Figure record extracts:
----

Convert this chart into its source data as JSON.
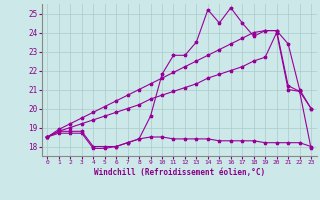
{
  "background_color": "#cce8e8",
  "grid_color": "#aacccc",
  "line_color": "#990099",
  "marker": "*",
  "xlabel": "Windchill (Refroidissement éolien,°C)",
  "xlim": [
    -0.5,
    23.5
  ],
  "ylim": [
    17.5,
    25.5
  ],
  "yticks": [
    18,
    19,
    20,
    21,
    22,
    23,
    24,
    25
  ],
  "xticks": [
    0,
    1,
    2,
    3,
    4,
    5,
    6,
    7,
    8,
    9,
    10,
    11,
    12,
    13,
    14,
    15,
    16,
    17,
    18,
    19,
    20,
    21,
    22,
    23
  ],
  "series": [
    {
      "x": [
        0,
        1,
        2,
        3,
        4,
        5,
        6,
        7,
        8,
        9,
        10,
        11,
        12,
        13,
        14,
        15,
        16,
        17,
        18,
        19,
        20,
        21,
        22,
        23
      ],
      "y": [
        18.5,
        18.7,
        18.7,
        18.7,
        17.9,
        17.9,
        18.0,
        18.2,
        18.4,
        18.5,
        18.5,
        18.4,
        18.4,
        18.4,
        18.4,
        18.3,
        18.3,
        18.3,
        18.3,
        18.2,
        18.2,
        18.2,
        18.2,
        18.0
      ]
    },
    {
      "x": [
        0,
        1,
        2,
        3,
        4,
        5,
        6,
        7,
        8,
        9,
        10,
        11,
        12,
        13,
        14,
        15,
        16,
        17,
        18,
        19,
        20,
        21,
        22,
        23
      ],
      "y": [
        18.5,
        18.8,
        19.0,
        19.2,
        19.4,
        19.6,
        19.8,
        20.0,
        20.2,
        20.5,
        20.7,
        20.9,
        21.1,
        21.3,
        21.6,
        21.8,
        22.0,
        22.2,
        22.5,
        22.7,
        24.0,
        21.0,
        20.9,
        20.0
      ]
    },
    {
      "x": [
        0,
        1,
        2,
        3,
        4,
        5,
        6,
        7,
        8,
        9,
        10,
        11,
        12,
        13,
        14,
        15,
        16,
        17,
        18,
        19,
        20,
        21,
        22,
        23
      ],
      "y": [
        18.5,
        18.9,
        19.2,
        19.5,
        19.8,
        20.1,
        20.4,
        20.7,
        21.0,
        21.3,
        21.6,
        21.9,
        22.2,
        22.5,
        22.8,
        23.1,
        23.4,
        23.7,
        24.0,
        24.1,
        24.1,
        23.4,
        21.0,
        20.0
      ]
    },
    {
      "x": [
        0,
        1,
        2,
        3,
        4,
        5,
        6,
        7,
        8,
        9,
        10,
        11,
        12,
        13,
        14,
        15,
        16,
        17,
        18,
        19,
        20,
        21,
        22,
        23
      ],
      "y": [
        18.5,
        18.8,
        18.8,
        18.8,
        18.0,
        18.0,
        18.0,
        18.2,
        18.4,
        19.6,
        21.8,
        22.8,
        22.8,
        23.5,
        25.2,
        24.5,
        25.3,
        24.5,
        23.8,
        24.1,
        24.1,
        21.2,
        20.9,
        17.9
      ]
    }
  ]
}
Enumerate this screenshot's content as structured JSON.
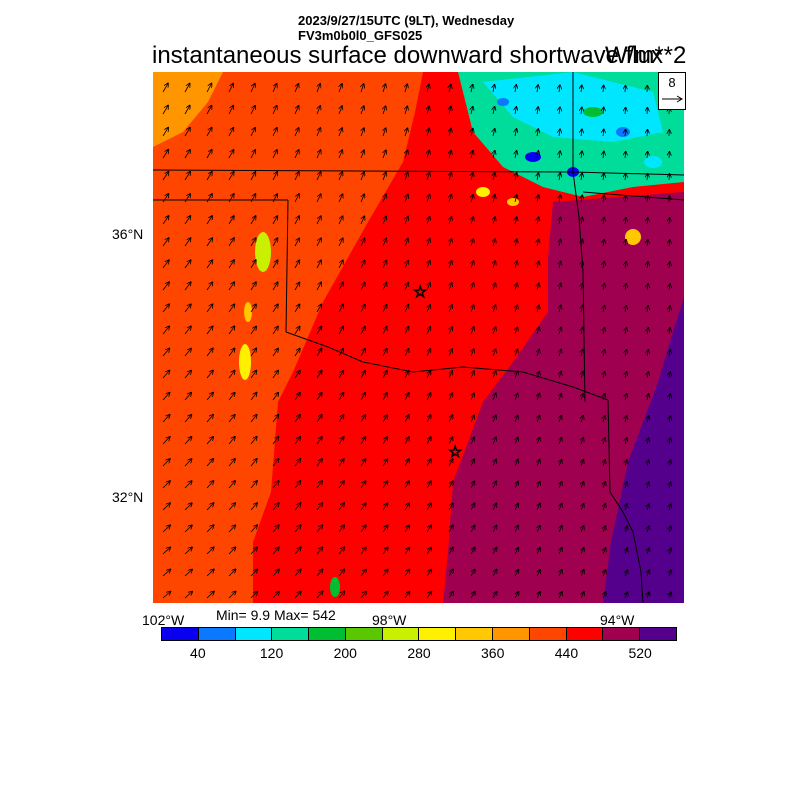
{
  "header": {
    "line1": "2023/9/27/15UTC (9LT), Wednesday",
    "line2": "FV3m0b0l0_GFS025"
  },
  "title": "instantaneous surface downward shortwave flux",
  "units": "W/m**2",
  "stats": "Min= 9.9 Max= 542",
  "reference_vector": {
    "label": "8"
  },
  "map": {
    "lat_labels": [
      "36°N",
      "32°N"
    ],
    "lon_labels": [
      "102°W",
      "98°W",
      "94°W"
    ]
  },
  "colorbar": {
    "colors": [
      "#0a00f0",
      "#0a78ff",
      "#00e6ff",
      "#00dc9a",
      "#00be32",
      "#5ac800",
      "#c8f000",
      "#fff000",
      "#ffc800",
      "#ff9600",
      "#ff4600",
      "#ff0000",
      "#a00050",
      "#55008c"
    ],
    "labels": [
      "40",
      "120",
      "200",
      "280",
      "360",
      "440",
      "520"
    ]
  },
  "colors": {
    "west_orange": "#ff4600",
    "center_red": "#ff0000",
    "east_crimson": "#a00050",
    "far_east_purple": "#55008c",
    "corner_orange": "#ff9600"
  }
}
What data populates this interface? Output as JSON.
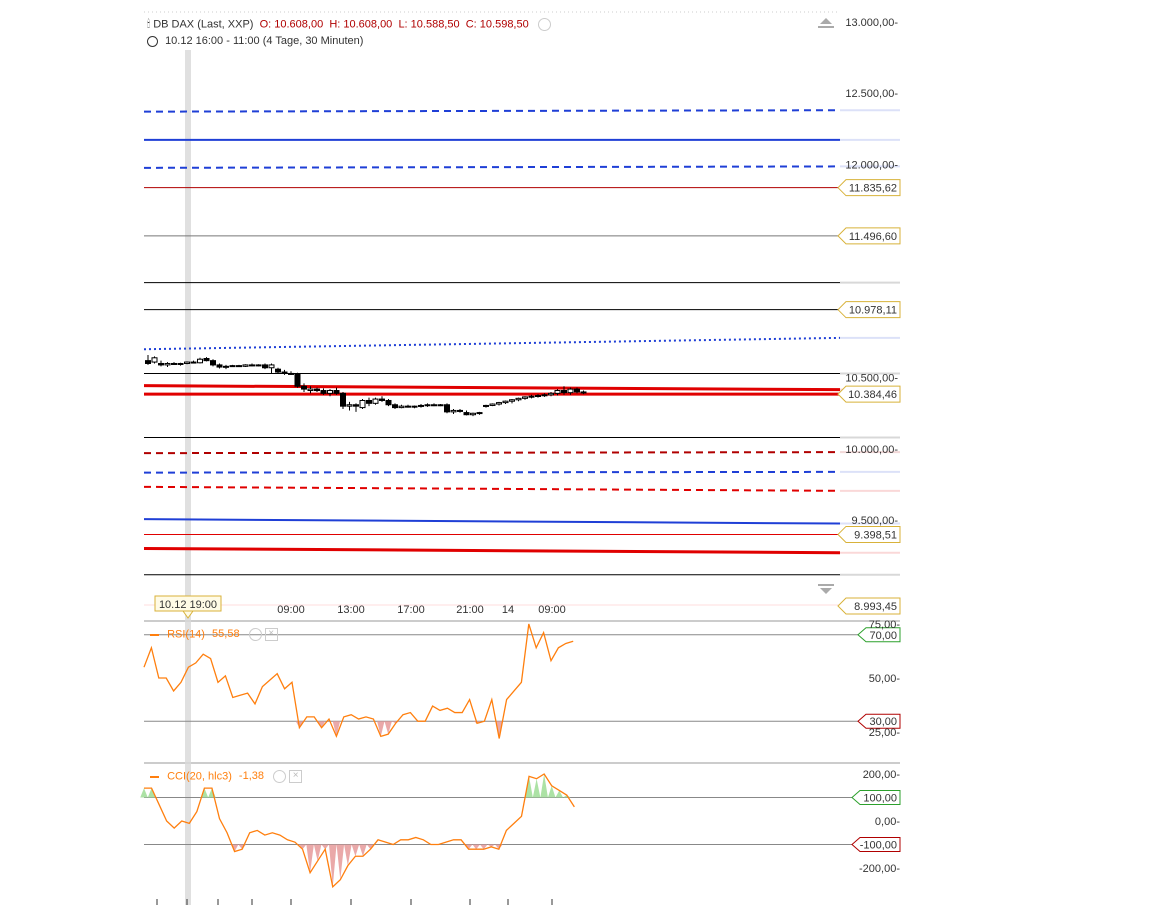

----

▸ DIRECTIVE: Every entry should be returned exactly as written, minus the pictures.

▸ WORKED SOLUTION:
Convert this chart into its source data as JSON.
{
  "background_color": "#cce8e8",
  "grid_color": "#aacccc",
  "line_color": "#990099",
  "marker": "*",
  "xlabel": "Windchill (Refroidissement éolien,°C)",
  "xlim": [
    -0.5,
    23.5
  ],
  "ylim": [
    17.5,
    25.5
  ],
  "yticks": [
    18,
    19,
    20,
    21,
    22,
    23,
    24,
    25
  ],
  "xticks": [
    0,
    1,
    2,
    3,
    4,
    5,
    6,
    7,
    8,
    9,
    10,
    11,
    12,
    13,
    14,
    15,
    16,
    17,
    18,
    19,
    20,
    21,
    22,
    23
  ],
  "series": [
    {
      "x": [
        0,
        1,
        2,
        3,
        4,
        5,
        6,
        7,
        8,
        9,
        10,
        11,
        12,
        13,
        14,
        15,
        16,
        17,
        18,
        19,
        20,
        21,
        22,
        23
      ],
      "y": [
        18.5,
        18.7,
        18.7,
        18.7,
        17.9,
        17.9,
        18.0,
        18.2,
        18.4,
        18.5,
        18.5,
        18.4,
        18.4,
        18.4,
        18.4,
        18.3,
        18.3,
        18.3,
        18.3,
        18.2,
        18.2,
        18.2,
        18.2,
        18.0
      ]
    },
    {
      "x": [
        0,
        1,
        2,
        3,
        4,
        5,
        6,
        7,
        8,
        9,
        10,
        11,
        12,
        13,
        14,
        15,
        16,
        17,
        18,
        19,
        20,
        21,
        22,
        23
      ],
      "y": [
        18.5,
        18.8,
        19.0,
        19.2,
        19.4,
        19.6,
        19.8,
        20.0,
        20.2,
        20.5,
        20.7,
        20.9,
        21.1,
        21.3,
        21.6,
        21.8,
        22.0,
        22.2,
        22.5,
        22.7,
        24.0,
        21.0,
        20.9,
        20.0
      ]
    },
    {
      "x": [
        0,
        1,
        2,
        3,
        4,
        5,
        6,
        7,
        8,
        9,
        10,
        11,
        12,
        13,
        14,
        15,
        16,
        17,
        18,
        19,
        20,
        21,
        22,
        23
      ],
      "y": [
        18.5,
        18.9,
        19.2,
        19.5,
        19.8,
        20.1,
        20.4,
        20.7,
        21.0,
        21.3,
        21.6,
        21.9,
        22.2,
        22.5,
        22.8,
        23.1,
        23.4,
        23.7,
        24.0,
        24.1,
        24.1,
        23.4,
        21.0,
        20.0
      ]
    },
    {
      "x": [
        0,
        1,
        2,
        3,
        4,
        5,
        6,
        7,
        8,
        9,
        10,
        11,
        12,
        13,
        14,
        15,
        16,
        17,
        18,
        19,
        20,
        21,
        22,
        23
      ],
      "y": [
        18.5,
        18.8,
        18.8,
        18.8,
        18.0,
        18.0,
        18.0,
        18.2,
        18.4,
        19.6,
        21.8,
        22.8,
        22.8,
        23.5,
        25.2,
        24.5,
        25.3,
        24.5,
        23.8,
        24.1,
        24.1,
        21.2,
        20.9,
        17.9
      ]
    }
  ]
}
Enumerate this screenshot's content as structured JSON.
{
  "header": {
    "line1": "2023/9/27/15UTC (9LT), Wednesday",
    "line2": "FV3m0b0l0_GFS025"
  },
  "title": "instantaneous surface downward shortwave flux",
  "units": "W/m**2",
  "stats": "Min= 9.9 Max= 542",
  "reference_vector": {
    "label": "8"
  },
  "map": {
    "lat_labels": [
      "36°N",
      "32°N"
    ],
    "lon_labels": [
      "102°W",
      "98°W",
      "94°W"
    ]
  },
  "colorbar": {
    "colors": [
      "#0a00f0",
      "#0a78ff",
      "#00e6ff",
      "#00dc9a",
      "#00be32",
      "#5ac800",
      "#c8f000",
      "#fff000",
      "#ffc800",
      "#ff9600",
      "#ff4600",
      "#ff0000",
      "#a00050",
      "#55008c"
    ],
    "labels": [
      "40",
      "120",
      "200",
      "280",
      "360",
      "440",
      "520"
    ]
  },
  "colors": {
    "west_orange": "#ff4600",
    "center_red": "#ff0000",
    "east_crimson": "#a00050",
    "far_east_purple": "#55008c",
    "corner_orange": "#ff9600"
  }
}
What data populates this interface? Output as JSON.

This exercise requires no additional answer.